PROBLEM TO SOLVE: Retype every line of the data below with no changes at all.

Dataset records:
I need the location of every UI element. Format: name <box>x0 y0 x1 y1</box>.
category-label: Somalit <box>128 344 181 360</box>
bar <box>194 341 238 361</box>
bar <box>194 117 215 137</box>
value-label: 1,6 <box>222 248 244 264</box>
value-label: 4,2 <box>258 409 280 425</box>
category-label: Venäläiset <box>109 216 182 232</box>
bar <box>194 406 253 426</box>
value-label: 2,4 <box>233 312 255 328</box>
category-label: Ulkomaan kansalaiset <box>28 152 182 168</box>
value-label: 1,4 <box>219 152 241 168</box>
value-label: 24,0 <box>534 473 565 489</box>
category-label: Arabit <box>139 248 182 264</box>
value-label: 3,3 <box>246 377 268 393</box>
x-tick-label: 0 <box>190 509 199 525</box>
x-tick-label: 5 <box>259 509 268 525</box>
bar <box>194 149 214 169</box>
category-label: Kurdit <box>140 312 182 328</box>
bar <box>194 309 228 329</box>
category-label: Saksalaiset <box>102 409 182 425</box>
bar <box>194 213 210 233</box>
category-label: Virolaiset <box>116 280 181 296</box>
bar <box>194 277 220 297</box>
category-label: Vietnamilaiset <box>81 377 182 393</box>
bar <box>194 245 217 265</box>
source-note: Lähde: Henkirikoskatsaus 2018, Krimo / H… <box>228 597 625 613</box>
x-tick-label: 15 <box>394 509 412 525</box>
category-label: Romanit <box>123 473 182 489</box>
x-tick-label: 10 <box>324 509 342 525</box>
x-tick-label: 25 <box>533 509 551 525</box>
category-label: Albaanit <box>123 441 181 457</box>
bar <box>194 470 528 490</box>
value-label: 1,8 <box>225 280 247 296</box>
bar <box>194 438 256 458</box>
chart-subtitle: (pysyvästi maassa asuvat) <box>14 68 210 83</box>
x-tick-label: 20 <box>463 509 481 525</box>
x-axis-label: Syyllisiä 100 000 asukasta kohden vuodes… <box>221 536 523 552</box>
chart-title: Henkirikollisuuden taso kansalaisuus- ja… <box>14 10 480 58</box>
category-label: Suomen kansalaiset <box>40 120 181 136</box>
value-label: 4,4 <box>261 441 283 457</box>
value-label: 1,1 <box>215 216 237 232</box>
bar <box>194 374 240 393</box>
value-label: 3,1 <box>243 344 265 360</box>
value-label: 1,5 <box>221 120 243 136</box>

TASK RESPONSE:
I need the location of every UI element. Format: name <box>x0 y0 x1 y1</box>.
category-label: Somalit <box>128 344 181 360</box>
bar <box>194 341 238 361</box>
bar <box>194 117 215 137</box>
value-label: 1,6 <box>222 248 244 264</box>
value-label: 4,2 <box>258 409 280 425</box>
category-label: Venäläiset <box>109 216 182 232</box>
bar <box>194 406 253 426</box>
value-label: 2,4 <box>233 312 255 328</box>
category-label: Ulkomaan kansalaiset <box>28 152 182 168</box>
value-label: 1,4 <box>219 152 241 168</box>
value-label: 24,0 <box>534 473 565 489</box>
category-label: Arabit <box>139 248 182 264</box>
value-label: 3,3 <box>246 377 268 393</box>
x-tick-label: 0 <box>190 509 199 525</box>
x-tick-label: 5 <box>259 509 268 525</box>
bar <box>194 149 214 169</box>
category-label: Kurdit <box>140 312 182 328</box>
bar <box>194 309 228 329</box>
category-label: Saksalaiset <box>102 409 182 425</box>
bar <box>194 213 210 233</box>
category-label: Virolaiset <box>116 280 181 296</box>
bar <box>194 277 220 297</box>
category-label: Vietnamilaiset <box>81 377 182 393</box>
bar <box>194 245 217 265</box>
source-note: Lähde: Henkirikoskatsaus 2018, Krimo / H… <box>228 597 625 613</box>
x-tick-label: 15 <box>394 509 412 525</box>
category-label: Romanit <box>123 473 182 489</box>
x-tick-label: 10 <box>324 509 342 525</box>
x-tick-label: 25 <box>533 509 551 525</box>
category-label: Albaanit <box>123 441 181 457</box>
bar <box>194 470 528 490</box>
value-label: 1,8 <box>225 280 247 296</box>
bar <box>194 438 256 458</box>
chart-subtitle: (pysyvästi maassa asuvat) <box>14 68 210 83</box>
x-tick-label: 20 <box>463 509 481 525</box>
x-axis-label: Syyllisiä 100 000 asukasta kohden vuodes… <box>221 536 523 552</box>
chart-title: Henkirikollisuuden taso kansalaisuus- ja… <box>14 10 480 58</box>
category-label: Suomen kansalaiset <box>40 120 181 136</box>
value-label: 4,4 <box>261 441 283 457</box>
value-label: 1,1 <box>215 216 237 232</box>
bar <box>194 374 240 393</box>
value-label: 3,1 <box>243 344 265 360</box>
value-label: 1,5 <box>221 120 243 136</box>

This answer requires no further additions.